(THE PROBLEM) Only the number is needed: how many lines of the records include "ثقافتنا"?

(TASK DATA)
** Begin **

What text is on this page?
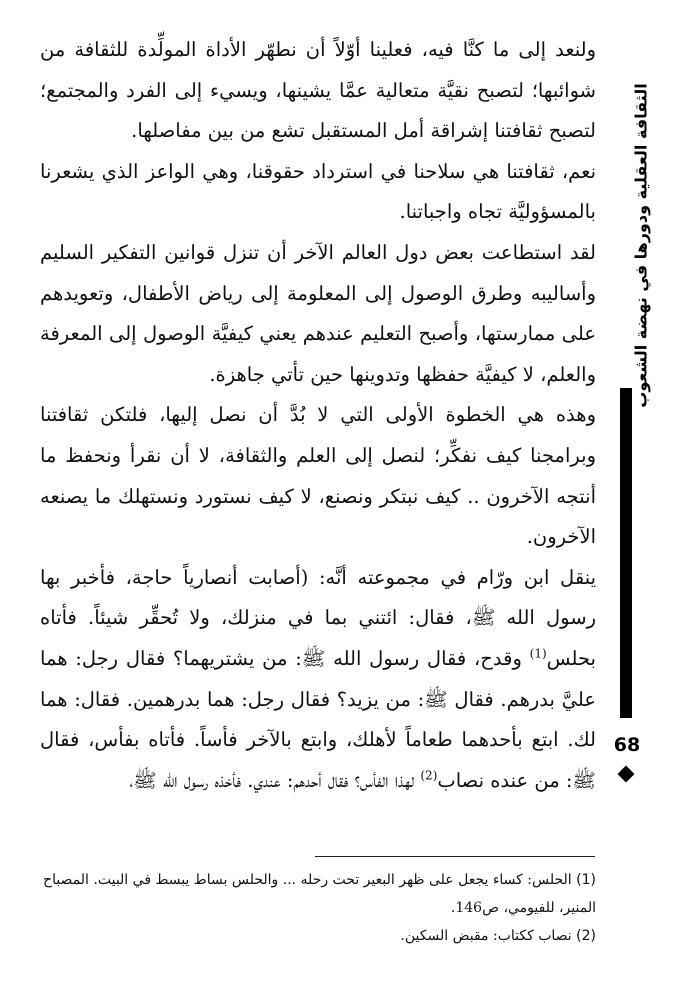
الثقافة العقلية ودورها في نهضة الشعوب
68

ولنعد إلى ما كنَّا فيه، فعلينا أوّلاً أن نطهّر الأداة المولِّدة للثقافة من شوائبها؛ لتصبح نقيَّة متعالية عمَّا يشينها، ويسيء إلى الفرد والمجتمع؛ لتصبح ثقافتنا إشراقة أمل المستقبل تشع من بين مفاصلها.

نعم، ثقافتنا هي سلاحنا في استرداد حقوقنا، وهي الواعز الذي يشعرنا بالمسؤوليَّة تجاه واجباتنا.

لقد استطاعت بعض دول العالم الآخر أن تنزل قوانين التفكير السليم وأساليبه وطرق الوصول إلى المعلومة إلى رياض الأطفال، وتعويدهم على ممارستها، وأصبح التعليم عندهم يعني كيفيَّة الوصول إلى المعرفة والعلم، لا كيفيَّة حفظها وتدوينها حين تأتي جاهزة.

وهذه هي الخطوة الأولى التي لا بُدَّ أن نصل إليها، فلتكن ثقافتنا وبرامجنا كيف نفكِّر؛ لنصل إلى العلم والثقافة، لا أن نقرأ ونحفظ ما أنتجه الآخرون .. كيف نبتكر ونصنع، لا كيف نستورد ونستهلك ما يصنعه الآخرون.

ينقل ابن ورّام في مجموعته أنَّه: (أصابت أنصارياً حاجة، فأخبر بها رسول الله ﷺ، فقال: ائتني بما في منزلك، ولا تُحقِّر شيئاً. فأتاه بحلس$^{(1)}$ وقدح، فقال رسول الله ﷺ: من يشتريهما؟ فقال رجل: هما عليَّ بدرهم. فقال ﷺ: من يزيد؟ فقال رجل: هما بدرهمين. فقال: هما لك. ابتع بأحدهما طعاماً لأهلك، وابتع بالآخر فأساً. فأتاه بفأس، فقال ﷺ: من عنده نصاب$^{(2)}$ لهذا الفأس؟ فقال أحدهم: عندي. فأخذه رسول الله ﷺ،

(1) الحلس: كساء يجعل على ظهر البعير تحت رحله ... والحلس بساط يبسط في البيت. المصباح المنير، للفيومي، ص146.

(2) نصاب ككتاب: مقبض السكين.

** End **
** Begin **

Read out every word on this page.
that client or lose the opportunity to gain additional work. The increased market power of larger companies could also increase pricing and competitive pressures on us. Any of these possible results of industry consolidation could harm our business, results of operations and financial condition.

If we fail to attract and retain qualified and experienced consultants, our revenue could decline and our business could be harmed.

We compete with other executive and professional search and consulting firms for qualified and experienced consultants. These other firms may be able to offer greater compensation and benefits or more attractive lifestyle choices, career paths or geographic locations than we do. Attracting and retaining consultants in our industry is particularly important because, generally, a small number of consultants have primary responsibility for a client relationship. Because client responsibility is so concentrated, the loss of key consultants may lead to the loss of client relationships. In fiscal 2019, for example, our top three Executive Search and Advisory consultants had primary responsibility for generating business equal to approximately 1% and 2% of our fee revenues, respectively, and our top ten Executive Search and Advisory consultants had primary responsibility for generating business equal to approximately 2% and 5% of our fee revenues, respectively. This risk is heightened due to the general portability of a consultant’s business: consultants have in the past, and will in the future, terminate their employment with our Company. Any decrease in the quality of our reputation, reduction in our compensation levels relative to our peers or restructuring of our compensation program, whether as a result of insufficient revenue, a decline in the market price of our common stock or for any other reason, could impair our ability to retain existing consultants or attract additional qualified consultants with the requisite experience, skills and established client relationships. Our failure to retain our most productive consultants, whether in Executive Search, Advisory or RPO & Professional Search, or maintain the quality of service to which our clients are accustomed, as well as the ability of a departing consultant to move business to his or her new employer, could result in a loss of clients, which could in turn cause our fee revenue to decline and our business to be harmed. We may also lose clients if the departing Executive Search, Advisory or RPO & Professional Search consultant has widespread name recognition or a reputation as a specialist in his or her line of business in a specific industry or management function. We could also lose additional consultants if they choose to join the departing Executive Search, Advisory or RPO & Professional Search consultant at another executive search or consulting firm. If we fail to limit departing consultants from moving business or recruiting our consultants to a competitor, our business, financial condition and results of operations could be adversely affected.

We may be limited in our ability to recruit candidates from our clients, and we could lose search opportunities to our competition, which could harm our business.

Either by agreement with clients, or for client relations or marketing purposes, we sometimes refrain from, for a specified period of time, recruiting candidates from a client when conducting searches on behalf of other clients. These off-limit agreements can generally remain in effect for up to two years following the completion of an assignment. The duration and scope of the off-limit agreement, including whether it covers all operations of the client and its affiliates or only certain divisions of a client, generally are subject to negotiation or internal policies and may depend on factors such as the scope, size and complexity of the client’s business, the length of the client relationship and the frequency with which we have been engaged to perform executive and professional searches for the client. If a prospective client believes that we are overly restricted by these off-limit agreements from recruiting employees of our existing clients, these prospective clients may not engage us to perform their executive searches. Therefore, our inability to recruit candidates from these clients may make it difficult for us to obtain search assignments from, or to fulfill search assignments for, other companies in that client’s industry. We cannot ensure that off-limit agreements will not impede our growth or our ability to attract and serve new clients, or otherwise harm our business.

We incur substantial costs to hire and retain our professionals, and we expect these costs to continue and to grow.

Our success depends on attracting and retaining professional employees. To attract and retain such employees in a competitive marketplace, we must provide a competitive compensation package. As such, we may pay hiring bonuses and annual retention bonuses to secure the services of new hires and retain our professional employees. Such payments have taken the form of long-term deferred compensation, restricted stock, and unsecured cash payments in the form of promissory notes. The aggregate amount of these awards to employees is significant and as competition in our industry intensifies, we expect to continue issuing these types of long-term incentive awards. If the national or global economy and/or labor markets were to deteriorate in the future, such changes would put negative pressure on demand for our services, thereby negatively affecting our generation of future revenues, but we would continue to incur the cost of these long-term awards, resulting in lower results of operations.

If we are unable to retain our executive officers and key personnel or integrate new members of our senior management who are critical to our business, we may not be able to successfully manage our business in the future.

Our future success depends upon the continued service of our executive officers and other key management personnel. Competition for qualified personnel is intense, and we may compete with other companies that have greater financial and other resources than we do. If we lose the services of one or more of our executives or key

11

** End **
** Begin **

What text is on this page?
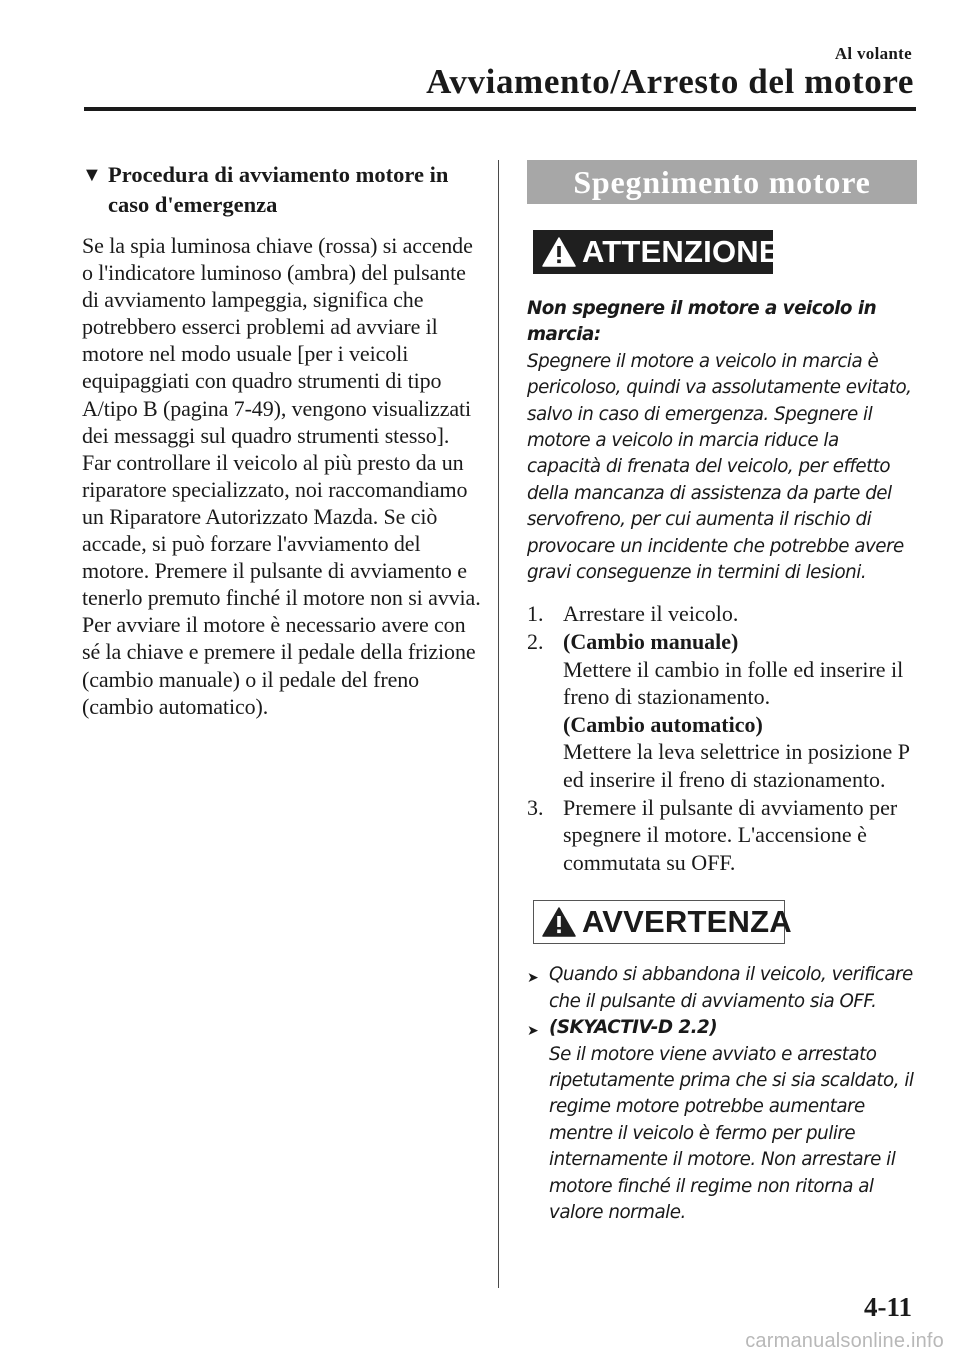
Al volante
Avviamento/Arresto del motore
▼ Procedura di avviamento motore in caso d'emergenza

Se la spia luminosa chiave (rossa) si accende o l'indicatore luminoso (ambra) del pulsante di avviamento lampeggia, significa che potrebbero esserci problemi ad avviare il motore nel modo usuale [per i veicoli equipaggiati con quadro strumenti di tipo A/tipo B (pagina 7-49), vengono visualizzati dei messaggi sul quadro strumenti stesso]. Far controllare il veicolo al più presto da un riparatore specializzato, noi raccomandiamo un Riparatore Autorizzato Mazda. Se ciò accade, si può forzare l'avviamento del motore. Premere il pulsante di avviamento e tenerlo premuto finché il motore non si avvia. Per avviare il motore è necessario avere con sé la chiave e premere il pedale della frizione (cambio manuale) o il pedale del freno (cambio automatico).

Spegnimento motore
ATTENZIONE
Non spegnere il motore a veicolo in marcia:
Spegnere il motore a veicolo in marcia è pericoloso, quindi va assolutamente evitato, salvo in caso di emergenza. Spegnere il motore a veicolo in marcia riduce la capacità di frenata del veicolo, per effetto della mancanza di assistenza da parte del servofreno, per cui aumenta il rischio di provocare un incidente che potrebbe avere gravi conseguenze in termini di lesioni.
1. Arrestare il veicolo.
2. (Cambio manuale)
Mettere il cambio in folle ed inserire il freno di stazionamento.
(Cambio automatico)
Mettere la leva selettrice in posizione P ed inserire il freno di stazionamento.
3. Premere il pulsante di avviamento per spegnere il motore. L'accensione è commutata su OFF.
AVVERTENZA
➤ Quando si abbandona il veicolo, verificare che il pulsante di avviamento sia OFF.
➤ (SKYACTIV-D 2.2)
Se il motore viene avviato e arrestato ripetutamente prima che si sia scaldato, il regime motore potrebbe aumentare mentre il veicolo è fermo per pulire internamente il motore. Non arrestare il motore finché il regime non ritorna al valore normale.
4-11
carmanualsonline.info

** End **

(REPLY) 3